Supplied text:
Got the internal walls of the bathroom, toilet, laundry and kitchen done over the last couple of days. A few changes made along the way as Nik decided the width of the bathroom, toilet, laundry was too small (2m). We stole a little from the kitchen/dining room (420mm) which made all the difference.  
Nik has also decided to forget about the bath she bought and is now looking at freestanding baths. This is good because the bath she has, isn't really suitable for shower use. Also considering having the shower rose coming out of the ceiling, maybe even an exposed system if that exists.  
R3nov8or, I'm jumping from one product to another, sorry. The Harditex PDF mentions control joints and has a diagram (figure 18). It shows a double stud with flashing, vapour permeable membrane then 6mm gap, bond breaker tape and sealant in gap. The "textured coating" doesn't cover the joint. I'm assuming this means paint as well? 
Just a mention on using CAD drawing program to work out rake walls. I've been doing this all along and it's been really great. Works out every stud length, top plate length and spacing of studs along top plate. Takes a bit to draw them up but I think it's worth it.

----------


## r3nov8or

> ...
> R3nov8or, I'm jumping from one product to another, sorry. The Harditex PDF mentions control joints and has a diagram (figure 18). It shows a double stud with flashing, vapour permeable membrane then 6mm gap, bond breaker tape and sealant in gap. The "textured coating" doesn't cover the joint. I'm assuming this means paint as well?
>  ....

  Glad you found it. I'm obviously not looking as hard as I would if it was my project  :Smilie:  
 If you google black sealant/silicone/sikaflex you'll see types at auto outlets. Not sure if appropriate for this application. I'm sure you'd check. If you use a black bond breaker tape and clear silicone it could be black "enough" (maybe?). I reckon you'll also find a roofing silicone to match the darkest colorbond (again, check for suitability).

----------


## shauck

The roof went on without any problem. Finished early yesterday. Pity you can't really see the roof from anywhere. It's pretty high up.

Data shown:
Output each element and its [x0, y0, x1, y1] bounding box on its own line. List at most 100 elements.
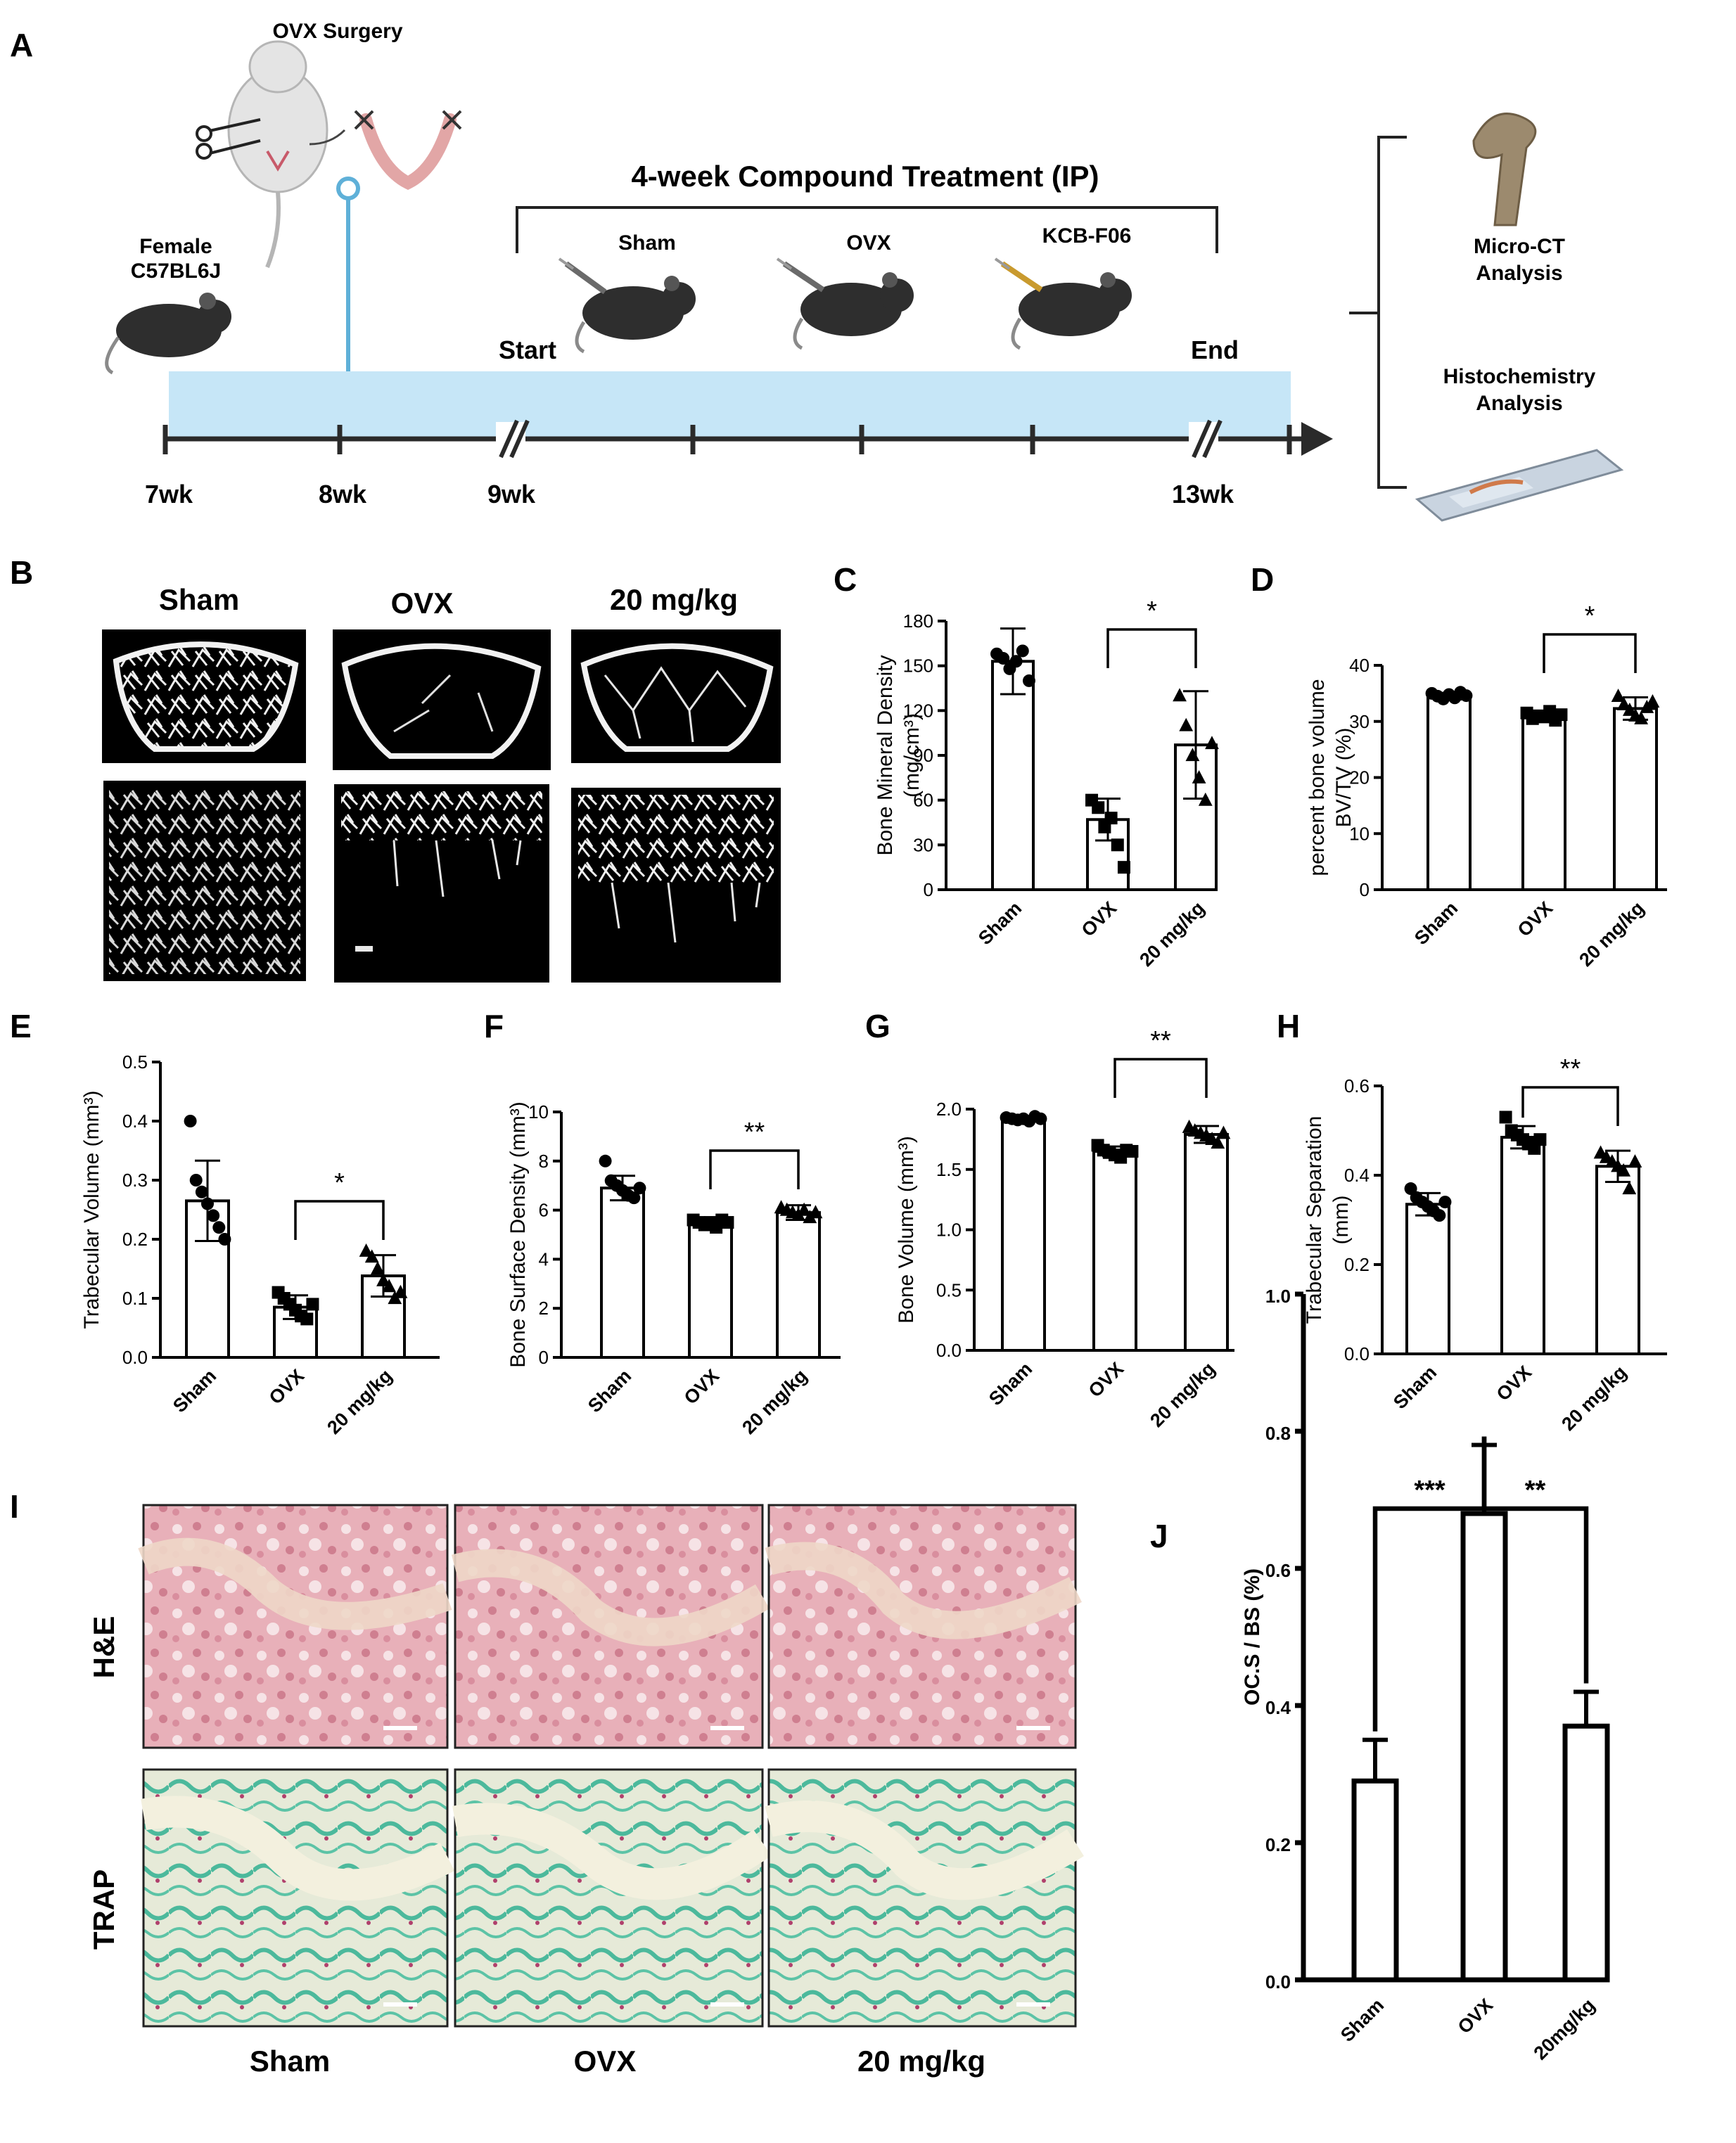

Task instructions: Carry on the house-building forum thread from its last post. The data after the house-building thread is unrelated to it.

Output for this exercise:
After all the too-ing and fro-ing, Nik finally decided on hardiflex and sealant joint method. All the sheets are ordered and will be here Monday or Tuesday. It's her birthday today, so a day off. We went with the James Hardie sealant in the end, thanks Gaza, no primer required.  
From here on there's not much left for me to do. Nik wants to tackle a fair bit of the rest. I'll be helping her get a start on cladding and get the fascia and eaves on and the windows in. Some of the windows are running late and won't be here for 5 weeks so will try to co-ordinate that with whatever I'm doing at the time.  
Have to try and get another project going now.  
I'll take some pics later today.

----------


## Bloss

Are we there yet? Are we there yet? more pics . . .

----------


## shauck

Sorry. Things slowed down a bit. Had a week of time out then mostly doing bits n pieces. Fascia, some sarking (Nik's mostly doing that), some flashing and two of the windows in. I'll put a couple more windows in on Monday and put the Z flashing on, then can clad the walls that have windows. I'll get that started and when Nik feels she's got the hang of it, she'll finish that off. When the rest of the windows arrive (weeks away still), I'll put those in. Also had to make two window opening bigger. The window dimensions given on the plan were wrong. That sucked. The plan to not have the joins in the cement sheet covered has been changed. Nik sees how hard it is to get a neat look and will now be using 50mm wide flat steel. We'll still be doing the sealant joint method but covering the joints.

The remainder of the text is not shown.